Written problem -
The required output consists solely of the lines from the line containing "Parse this screenshot: output" through the end of the records, copied exactly.

(Collected data entries)

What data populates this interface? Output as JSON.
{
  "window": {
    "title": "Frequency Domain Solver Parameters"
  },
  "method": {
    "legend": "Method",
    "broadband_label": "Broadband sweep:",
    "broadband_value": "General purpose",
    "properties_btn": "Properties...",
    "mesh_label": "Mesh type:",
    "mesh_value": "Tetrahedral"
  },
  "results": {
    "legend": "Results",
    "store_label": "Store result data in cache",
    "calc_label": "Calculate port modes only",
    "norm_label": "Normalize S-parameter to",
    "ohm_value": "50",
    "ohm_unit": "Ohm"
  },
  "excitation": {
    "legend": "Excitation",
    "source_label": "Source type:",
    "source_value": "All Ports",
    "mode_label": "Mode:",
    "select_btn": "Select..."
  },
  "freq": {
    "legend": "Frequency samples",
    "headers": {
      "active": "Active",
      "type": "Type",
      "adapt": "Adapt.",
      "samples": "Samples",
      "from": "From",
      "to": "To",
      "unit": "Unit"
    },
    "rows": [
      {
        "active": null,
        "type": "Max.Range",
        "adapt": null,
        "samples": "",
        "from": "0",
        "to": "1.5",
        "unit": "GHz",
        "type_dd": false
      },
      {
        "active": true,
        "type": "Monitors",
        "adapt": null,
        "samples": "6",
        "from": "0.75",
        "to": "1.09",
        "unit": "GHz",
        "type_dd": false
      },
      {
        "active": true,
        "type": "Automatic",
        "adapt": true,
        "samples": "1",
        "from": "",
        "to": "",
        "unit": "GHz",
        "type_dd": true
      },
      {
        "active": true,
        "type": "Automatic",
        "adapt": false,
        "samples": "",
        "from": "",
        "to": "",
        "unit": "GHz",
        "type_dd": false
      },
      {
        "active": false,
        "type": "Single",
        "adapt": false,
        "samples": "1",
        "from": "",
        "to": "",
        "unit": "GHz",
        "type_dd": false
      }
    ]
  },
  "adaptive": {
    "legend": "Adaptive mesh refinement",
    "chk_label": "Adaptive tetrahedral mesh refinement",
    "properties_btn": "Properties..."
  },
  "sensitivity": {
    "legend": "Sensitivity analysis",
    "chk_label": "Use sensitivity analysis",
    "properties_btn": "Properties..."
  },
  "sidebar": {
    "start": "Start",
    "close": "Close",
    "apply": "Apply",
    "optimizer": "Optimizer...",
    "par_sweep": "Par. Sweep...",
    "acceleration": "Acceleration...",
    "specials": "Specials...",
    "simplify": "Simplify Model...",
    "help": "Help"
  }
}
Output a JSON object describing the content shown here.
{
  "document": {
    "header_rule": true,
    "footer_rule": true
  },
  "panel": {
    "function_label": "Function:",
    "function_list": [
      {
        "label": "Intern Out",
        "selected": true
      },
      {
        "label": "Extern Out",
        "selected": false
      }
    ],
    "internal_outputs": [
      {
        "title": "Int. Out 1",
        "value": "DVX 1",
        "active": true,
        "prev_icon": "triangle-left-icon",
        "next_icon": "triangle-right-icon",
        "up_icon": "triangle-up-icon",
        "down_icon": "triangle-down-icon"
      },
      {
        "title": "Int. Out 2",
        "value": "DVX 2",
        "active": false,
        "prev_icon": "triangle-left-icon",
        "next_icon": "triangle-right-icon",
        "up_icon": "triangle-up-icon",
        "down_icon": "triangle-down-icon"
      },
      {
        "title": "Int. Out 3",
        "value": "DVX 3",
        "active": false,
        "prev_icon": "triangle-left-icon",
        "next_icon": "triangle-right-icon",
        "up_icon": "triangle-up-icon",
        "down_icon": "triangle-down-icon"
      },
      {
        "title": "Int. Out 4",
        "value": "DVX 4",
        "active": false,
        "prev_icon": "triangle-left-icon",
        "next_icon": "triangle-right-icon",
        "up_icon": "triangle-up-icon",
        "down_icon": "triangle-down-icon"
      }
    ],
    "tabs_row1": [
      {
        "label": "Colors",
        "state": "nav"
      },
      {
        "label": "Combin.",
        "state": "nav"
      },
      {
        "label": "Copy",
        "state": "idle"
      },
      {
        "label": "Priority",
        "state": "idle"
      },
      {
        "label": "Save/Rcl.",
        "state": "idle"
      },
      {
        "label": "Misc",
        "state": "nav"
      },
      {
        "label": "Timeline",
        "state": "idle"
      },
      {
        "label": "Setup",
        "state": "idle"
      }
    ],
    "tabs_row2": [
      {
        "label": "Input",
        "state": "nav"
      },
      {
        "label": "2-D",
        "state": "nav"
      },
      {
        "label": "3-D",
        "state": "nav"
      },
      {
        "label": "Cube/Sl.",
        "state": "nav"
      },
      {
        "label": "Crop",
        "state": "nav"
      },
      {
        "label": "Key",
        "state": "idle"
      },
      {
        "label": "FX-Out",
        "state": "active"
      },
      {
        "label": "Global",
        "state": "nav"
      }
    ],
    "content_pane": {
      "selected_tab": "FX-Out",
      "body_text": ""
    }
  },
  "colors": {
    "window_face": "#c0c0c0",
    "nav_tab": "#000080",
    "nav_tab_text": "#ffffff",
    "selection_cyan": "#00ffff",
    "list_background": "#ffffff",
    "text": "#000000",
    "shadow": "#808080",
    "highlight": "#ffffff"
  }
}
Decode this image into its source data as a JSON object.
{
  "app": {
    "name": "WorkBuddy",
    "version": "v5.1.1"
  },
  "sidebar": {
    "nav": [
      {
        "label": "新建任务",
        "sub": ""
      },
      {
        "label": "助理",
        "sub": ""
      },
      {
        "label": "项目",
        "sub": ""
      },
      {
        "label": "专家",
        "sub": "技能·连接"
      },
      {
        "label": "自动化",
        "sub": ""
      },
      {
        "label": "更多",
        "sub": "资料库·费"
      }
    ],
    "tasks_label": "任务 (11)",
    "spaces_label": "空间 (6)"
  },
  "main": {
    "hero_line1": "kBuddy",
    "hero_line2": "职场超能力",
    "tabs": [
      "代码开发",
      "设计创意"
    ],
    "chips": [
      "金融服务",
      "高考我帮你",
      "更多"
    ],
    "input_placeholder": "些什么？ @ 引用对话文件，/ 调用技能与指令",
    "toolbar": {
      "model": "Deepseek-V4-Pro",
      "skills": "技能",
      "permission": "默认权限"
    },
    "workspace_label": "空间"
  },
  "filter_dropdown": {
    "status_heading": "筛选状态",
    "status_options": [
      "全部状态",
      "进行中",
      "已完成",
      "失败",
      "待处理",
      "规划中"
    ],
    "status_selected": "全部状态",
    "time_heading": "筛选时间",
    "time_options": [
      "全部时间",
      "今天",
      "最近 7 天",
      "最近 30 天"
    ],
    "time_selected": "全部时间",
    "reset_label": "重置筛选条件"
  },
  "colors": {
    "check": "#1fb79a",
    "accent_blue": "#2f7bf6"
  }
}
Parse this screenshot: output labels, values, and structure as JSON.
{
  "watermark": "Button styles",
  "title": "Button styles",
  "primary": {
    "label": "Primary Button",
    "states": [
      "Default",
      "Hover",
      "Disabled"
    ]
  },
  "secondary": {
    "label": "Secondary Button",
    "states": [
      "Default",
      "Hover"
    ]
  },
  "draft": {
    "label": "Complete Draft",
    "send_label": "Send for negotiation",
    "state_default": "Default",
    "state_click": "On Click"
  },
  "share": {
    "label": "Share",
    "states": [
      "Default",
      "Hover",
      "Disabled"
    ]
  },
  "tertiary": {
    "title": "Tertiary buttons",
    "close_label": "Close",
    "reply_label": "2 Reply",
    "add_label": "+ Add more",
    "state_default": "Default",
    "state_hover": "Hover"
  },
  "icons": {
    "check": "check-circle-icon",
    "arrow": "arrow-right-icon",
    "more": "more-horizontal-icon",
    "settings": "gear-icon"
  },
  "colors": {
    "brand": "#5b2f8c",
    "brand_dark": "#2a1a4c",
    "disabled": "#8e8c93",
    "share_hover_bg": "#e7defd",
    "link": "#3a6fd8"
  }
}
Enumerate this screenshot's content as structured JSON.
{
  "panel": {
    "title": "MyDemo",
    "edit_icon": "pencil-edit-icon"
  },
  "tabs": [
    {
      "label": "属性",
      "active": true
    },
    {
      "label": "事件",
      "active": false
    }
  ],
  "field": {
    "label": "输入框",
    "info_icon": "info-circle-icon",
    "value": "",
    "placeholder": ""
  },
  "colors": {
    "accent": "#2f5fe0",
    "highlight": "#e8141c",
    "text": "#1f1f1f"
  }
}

Response -
Parse this screenshot: output labels, values, and structure as JSON.
{
  "watermark": "Button styles",
  "title": "Button styles",
  "primary": {
    "label": "Primary Button",
    "states": [
      "Default",
      "Hover",
      "Disabled"
    ]
  },
  "secondary": {
    "label": "Secondary Button",
    "states": [
      "Default",
      "Hover"
    ]
  },
  "draft": {
    "label": "Complete Draft",
    "send_label": "Send for negotiation",
    "state_default": "Default",
    "state_click": "On Click"
  },
  "share": {
    "label": "Share",
    "states": [
      "Default",
      "Hover",
      "Disabled"
    ]
  },
  "tertiary": {
    "title": "Tertiary buttons",
    "close_label": "Close",
    "reply_label": "2 Reply",
    "add_label": "+ Add more",
    "state_default": "Default",
    "state_hover": "Hover"
  },
  "icons": {
    "check": "check-circle-icon",
    "arrow": "arrow-right-icon",
    "more": "more-horizontal-icon",
    "settings": "gear-icon"
  },
  "colors": {
    "brand": "#5b2f8c",
    "brand_dark": "#2a1a4c",
    "disabled": "#8e8c93",
    "share_hover_bg": "#e7defd",
    "link": "#3a6fd8"
  }
}
Enumerate this screenshot's content as structured JSON.
{
  "panel": {
    "title": "MyDemo",
    "edit_icon": "pencil-edit-icon"
  },
  "tabs": [
    {
      "label": "属性",
      "active": true
    },
    {
      "label": "事件",
      "active": false
    }
  ],
  "field": {
    "label": "输入框",
    "info_icon": "info-circle-icon",
    "value": "",
    "placeholder": ""
  },
  "colors": {
    "accent": "#2f5fe0",
    "highlight": "#e8141c",
    "text": "#1f1f1f"
  }
}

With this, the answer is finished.